■ **EXERCISE BRIEF**: Keep only the lines of the data below that contain "name", and copy them.

========================================

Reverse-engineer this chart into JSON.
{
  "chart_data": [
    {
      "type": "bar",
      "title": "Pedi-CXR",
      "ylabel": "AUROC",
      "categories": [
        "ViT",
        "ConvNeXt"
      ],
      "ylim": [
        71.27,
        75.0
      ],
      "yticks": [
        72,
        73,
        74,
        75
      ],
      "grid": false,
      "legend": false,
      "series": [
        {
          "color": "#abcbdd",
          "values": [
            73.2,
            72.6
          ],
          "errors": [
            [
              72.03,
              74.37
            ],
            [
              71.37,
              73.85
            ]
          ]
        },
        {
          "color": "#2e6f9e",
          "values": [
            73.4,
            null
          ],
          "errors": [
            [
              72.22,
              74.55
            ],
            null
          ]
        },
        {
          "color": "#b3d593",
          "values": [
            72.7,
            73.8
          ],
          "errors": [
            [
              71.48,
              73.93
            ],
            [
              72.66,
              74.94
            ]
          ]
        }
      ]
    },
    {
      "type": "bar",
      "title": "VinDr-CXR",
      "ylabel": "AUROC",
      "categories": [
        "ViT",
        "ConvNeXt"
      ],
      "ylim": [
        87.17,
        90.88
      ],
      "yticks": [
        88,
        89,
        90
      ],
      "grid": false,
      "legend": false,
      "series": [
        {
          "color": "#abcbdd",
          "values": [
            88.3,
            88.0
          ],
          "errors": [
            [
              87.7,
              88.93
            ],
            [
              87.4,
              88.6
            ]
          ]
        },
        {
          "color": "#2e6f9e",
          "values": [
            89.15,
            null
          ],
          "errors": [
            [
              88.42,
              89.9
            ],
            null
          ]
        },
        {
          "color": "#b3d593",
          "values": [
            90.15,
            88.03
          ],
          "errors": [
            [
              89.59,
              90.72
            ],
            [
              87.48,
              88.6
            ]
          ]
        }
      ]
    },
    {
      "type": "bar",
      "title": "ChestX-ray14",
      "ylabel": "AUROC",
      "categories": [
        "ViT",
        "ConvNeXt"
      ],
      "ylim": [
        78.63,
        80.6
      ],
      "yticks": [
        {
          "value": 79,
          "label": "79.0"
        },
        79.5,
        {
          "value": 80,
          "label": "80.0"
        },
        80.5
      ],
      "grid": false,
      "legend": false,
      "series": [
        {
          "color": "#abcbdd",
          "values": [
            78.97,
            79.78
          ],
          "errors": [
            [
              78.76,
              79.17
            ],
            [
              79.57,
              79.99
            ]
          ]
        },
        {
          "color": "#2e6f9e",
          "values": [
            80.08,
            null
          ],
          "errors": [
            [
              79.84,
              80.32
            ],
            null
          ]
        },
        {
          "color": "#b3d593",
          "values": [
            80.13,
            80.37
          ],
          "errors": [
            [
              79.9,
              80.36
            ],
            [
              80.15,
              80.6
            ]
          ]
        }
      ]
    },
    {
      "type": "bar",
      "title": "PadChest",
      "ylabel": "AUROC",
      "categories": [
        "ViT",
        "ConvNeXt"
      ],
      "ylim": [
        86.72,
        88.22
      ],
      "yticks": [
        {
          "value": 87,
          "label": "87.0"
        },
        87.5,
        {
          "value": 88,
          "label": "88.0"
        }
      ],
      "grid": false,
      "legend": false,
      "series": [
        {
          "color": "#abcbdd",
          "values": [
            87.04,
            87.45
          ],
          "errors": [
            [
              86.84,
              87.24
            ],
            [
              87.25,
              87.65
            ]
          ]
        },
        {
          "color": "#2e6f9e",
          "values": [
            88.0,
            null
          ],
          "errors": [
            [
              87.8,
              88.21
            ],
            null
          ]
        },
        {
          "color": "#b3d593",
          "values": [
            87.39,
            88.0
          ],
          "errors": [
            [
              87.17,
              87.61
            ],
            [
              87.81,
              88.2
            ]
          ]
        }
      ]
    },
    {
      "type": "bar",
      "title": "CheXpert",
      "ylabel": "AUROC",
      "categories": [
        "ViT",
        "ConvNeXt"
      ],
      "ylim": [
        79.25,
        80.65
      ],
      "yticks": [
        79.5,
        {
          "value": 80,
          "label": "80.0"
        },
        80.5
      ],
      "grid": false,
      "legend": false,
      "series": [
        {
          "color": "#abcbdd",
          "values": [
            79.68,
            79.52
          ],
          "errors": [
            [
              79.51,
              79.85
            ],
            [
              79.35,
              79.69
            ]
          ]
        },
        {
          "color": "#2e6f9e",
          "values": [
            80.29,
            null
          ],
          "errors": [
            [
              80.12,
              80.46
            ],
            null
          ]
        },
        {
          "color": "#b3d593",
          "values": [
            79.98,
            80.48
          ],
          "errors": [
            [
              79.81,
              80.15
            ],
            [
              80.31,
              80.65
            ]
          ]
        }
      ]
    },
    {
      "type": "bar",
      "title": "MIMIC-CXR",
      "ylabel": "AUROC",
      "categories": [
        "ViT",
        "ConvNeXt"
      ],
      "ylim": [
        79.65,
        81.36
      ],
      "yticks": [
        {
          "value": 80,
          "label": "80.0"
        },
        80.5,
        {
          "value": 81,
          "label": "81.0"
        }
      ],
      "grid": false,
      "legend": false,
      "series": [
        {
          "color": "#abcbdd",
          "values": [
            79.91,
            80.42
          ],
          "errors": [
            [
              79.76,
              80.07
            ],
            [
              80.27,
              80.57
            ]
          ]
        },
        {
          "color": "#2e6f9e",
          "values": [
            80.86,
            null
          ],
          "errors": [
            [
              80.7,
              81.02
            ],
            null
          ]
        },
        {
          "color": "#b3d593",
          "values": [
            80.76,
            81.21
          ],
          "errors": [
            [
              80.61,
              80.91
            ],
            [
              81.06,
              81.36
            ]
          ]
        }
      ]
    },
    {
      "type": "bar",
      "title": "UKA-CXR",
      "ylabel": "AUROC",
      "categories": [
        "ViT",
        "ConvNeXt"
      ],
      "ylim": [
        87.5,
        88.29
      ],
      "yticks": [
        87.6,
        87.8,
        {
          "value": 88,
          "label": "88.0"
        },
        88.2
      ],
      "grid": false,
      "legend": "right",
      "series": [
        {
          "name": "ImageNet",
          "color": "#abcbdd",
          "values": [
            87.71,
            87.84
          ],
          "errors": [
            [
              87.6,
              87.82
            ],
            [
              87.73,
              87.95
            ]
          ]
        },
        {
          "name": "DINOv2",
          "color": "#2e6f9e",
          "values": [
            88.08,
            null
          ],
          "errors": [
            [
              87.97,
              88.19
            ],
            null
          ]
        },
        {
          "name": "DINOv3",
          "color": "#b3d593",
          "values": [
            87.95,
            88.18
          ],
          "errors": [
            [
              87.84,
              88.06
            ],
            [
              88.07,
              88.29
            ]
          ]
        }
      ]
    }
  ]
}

========================================

■ **SOLVED EXERCISE**:
          "name": "ImageNet",
          "name": "DINOv2",
          "name": "DINOv3",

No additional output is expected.